(Data items)
======

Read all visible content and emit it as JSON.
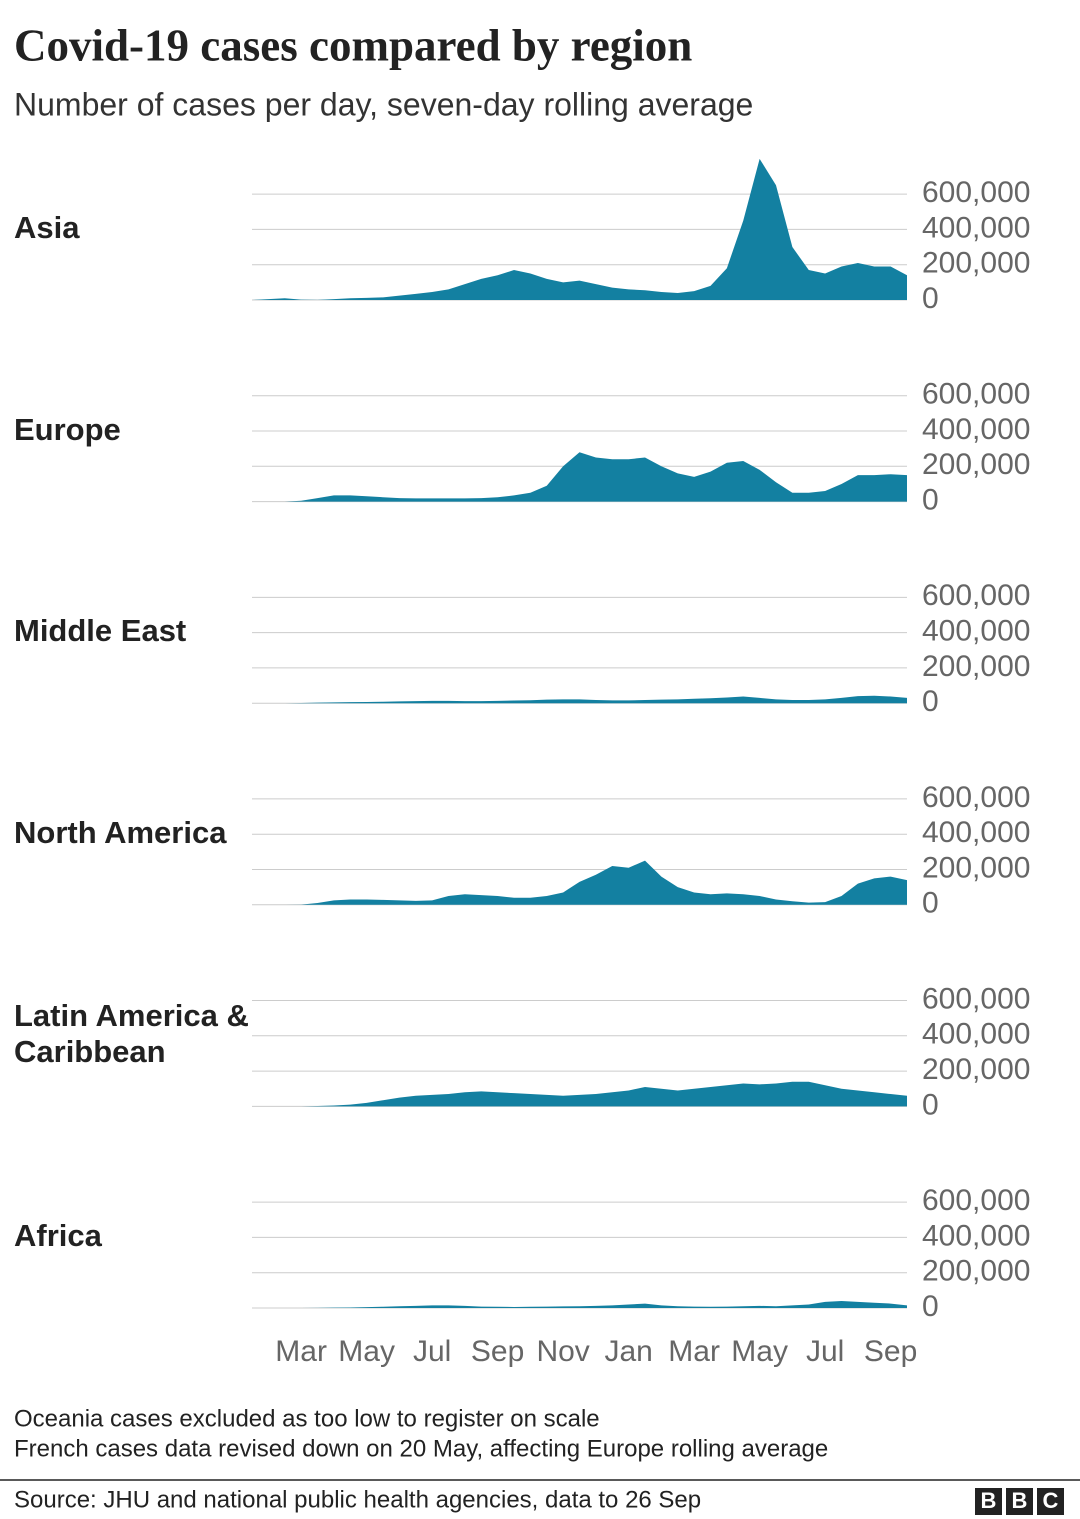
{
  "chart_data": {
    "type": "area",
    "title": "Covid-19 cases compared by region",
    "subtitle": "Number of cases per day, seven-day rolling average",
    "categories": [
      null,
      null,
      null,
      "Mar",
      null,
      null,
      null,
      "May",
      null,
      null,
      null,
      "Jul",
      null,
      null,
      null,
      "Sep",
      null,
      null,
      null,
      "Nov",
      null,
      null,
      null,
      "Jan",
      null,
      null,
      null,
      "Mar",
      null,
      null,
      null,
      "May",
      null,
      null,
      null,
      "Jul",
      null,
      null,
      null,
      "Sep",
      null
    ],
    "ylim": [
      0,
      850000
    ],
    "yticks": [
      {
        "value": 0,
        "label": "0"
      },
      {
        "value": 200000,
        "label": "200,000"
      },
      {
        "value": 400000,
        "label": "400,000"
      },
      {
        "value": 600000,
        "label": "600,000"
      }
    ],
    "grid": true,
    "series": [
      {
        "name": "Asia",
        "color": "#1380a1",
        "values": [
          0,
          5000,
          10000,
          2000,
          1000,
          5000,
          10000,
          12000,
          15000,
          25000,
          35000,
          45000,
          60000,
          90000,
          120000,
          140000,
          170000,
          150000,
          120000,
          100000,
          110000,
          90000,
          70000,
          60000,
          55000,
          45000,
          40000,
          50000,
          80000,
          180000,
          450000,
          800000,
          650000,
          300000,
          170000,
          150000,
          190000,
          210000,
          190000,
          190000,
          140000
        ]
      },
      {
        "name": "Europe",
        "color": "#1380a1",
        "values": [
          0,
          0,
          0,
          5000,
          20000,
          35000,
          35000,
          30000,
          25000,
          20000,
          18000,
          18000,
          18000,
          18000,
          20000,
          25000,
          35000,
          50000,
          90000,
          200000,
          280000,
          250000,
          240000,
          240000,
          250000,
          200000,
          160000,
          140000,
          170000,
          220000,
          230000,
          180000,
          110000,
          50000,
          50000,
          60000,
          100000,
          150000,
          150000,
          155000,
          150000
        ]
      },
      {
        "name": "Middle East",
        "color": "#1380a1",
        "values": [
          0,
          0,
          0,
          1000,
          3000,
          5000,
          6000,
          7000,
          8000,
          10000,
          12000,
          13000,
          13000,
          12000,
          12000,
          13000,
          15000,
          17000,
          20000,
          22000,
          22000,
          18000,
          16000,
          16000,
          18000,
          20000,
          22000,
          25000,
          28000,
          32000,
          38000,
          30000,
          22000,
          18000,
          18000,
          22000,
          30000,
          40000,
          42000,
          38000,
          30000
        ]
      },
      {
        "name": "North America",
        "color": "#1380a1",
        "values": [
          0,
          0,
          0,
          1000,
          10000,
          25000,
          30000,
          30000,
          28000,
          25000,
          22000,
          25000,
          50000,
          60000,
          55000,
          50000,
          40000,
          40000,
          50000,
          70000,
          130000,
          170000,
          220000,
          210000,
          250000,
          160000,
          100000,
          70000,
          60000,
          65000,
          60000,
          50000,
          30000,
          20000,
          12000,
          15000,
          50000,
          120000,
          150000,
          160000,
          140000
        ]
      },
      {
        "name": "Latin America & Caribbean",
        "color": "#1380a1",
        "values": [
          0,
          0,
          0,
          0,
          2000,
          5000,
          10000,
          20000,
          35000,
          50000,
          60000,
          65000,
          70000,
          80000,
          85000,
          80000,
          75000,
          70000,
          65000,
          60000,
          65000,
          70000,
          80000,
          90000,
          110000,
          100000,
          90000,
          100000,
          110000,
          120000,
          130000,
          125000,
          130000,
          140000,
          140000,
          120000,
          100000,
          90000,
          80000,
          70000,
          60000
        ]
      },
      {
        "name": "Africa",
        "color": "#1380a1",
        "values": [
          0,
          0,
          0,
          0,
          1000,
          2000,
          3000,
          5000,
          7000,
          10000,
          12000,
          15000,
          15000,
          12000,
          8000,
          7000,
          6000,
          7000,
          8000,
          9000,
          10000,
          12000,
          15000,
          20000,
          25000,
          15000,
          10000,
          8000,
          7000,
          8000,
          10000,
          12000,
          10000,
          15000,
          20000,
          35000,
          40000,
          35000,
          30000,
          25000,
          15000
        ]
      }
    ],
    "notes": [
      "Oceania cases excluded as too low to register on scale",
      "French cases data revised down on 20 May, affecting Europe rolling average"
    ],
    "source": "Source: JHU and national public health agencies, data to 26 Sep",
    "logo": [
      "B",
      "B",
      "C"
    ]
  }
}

======

Pull out each line holding the string "name".

        "name": "Asia",
        "name": "Europe",
        "name": "Middle East",
        "name": "North America",
        "name": "Latin America & Caribbean",
        "name": "Africa",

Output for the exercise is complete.